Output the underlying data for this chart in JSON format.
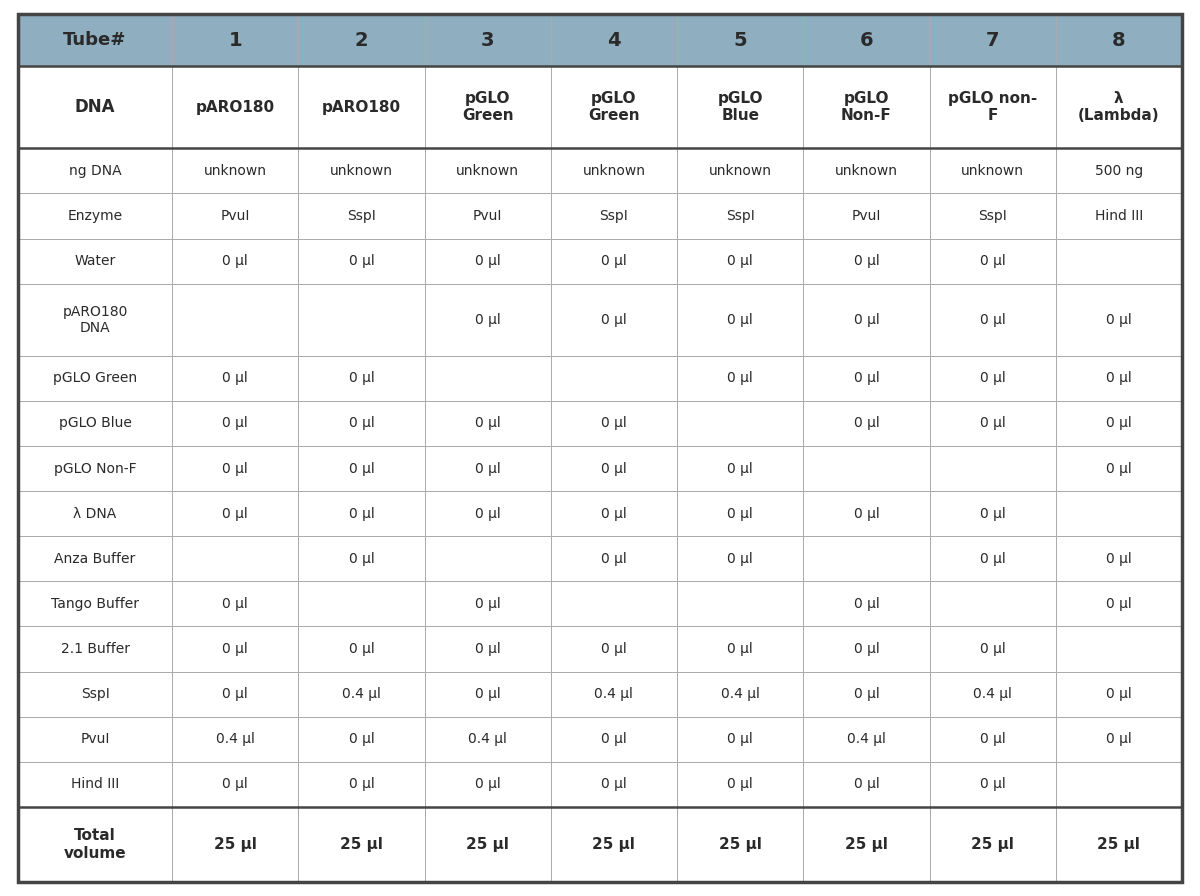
{
  "header_bg": "#8fafc0",
  "header_text_color": "#2a2a2a",
  "normal_row_bg": "#ffffff",
  "border_color": "#aaaaaa",
  "thick_border_color": "#444444",
  "text_color": "#2a2a2a",
  "background_color": "#ffffff",
  "tube_nums": [
    "1",
    "2",
    "3",
    "4",
    "5",
    "6",
    "7",
    "8"
  ],
  "dna_labels": [
    "pARO180",
    "pARO180",
    "pGLO\nGreen",
    "pGLO\nGreen",
    "pGLO\nBlue",
    "pGLO\nNon-F",
    "pGLO non-\nF",
    "λ\n(Lambda)"
  ],
  "table_data": {
    "ng DNA": [
      "unknown",
      "unknown",
      "unknown",
      "unknown",
      "unknown",
      "unknown",
      "unknown",
      "500 ng"
    ],
    "Enzyme": [
      "PvuI",
      "SspI",
      "PvuI",
      "SspI",
      "SspI",
      "PvuI",
      "SspI",
      "Hind III"
    ],
    "Water": [
      "0 μl",
      "0 μl",
      "0 μl",
      "0 μl",
      "0 μl",
      "0 μl",
      "0 μl",
      ""
    ],
    "pARO180\nDNA": [
      "",
      "",
      "0 μl",
      "0 μl",
      "0 μl",
      "0 μl",
      "0 μl",
      "0 μl"
    ],
    "pGLO Green": [
      "0 μl",
      "0 μl",
      "",
      "",
      "0 μl",
      "0 μl",
      "0 μl",
      "0 μl"
    ],
    "pGLO Blue": [
      "0 μl",
      "0 μl",
      "0 μl",
      "0 μl",
      "",
      "0 μl",
      "0 μl",
      "0 μl"
    ],
    "pGLO Non-F": [
      "0 μl",
      "0 μl",
      "0 μl",
      "0 μl",
      "0 μl",
      "",
      "",
      "0 μl"
    ],
    "λ DNA": [
      "0 μl",
      "0 μl",
      "0 μl",
      "0 μl",
      "0 μl",
      "0 μl",
      "0 μl",
      ""
    ],
    "Anza Buffer": [
      "",
      "0 μl",
      "",
      "0 μl",
      "0 μl",
      "",
      "0 μl",
      "0 μl"
    ],
    "Tango Buffer": [
      "0 μl",
      "",
      "0 μl",
      "",
      "",
      "0 μl",
      "",
      "0 μl"
    ],
    "2.1 Buffer": [
      "0 μl",
      "0 μl",
      "0 μl",
      "0 μl",
      "0 μl",
      "0 μl",
      "0 μl",
      ""
    ],
    "SspI": [
      "0 μl",
      "0.4 μl",
      "0 μl",
      "0.4 μl",
      "0.4 μl",
      "0 μl",
      "0.4 μl",
      "0 μl"
    ],
    "PvuI": [
      "0.4 μl",
      "0 μl",
      "0.4 μl",
      "0 μl",
      "0 μl",
      "0.4 μl",
      "0 μl",
      "0 μl"
    ],
    "Hind III": [
      "0 μl",
      "0 μl",
      "0 μl",
      "0 μl",
      "0 μl",
      "0 μl",
      "0 μl",
      ""
    ],
    "Total\nvolume": [
      "25 μl",
      "25 μl",
      "25 μl",
      "25 μl",
      "25 μl",
      "25 μl",
      "25 μl",
      "25 μl"
    ]
  },
  "row_order": [
    "ng DNA",
    "Enzyme",
    "Water",
    "pARO180\nDNA",
    "pGLO Green",
    "pGLO Blue",
    "pGLO Non-F",
    "λ DNA",
    "Anza Buffer",
    "Tango Buffer",
    "2.1 Buffer",
    "SspI",
    "PvuI",
    "Hind III",
    "Total\nvolume"
  ]
}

DIRECTIONS FOR THIS TASK - Using the material, show each line where the string "Buffer" can be found.

SOLUTION BELOW -
    "Anza Buffer": [
    "Tango Buffer": [
    "2.1 Buffer": [
    "Anza Buffer",
    "Tango Buffer",
    "2.1 Buffer",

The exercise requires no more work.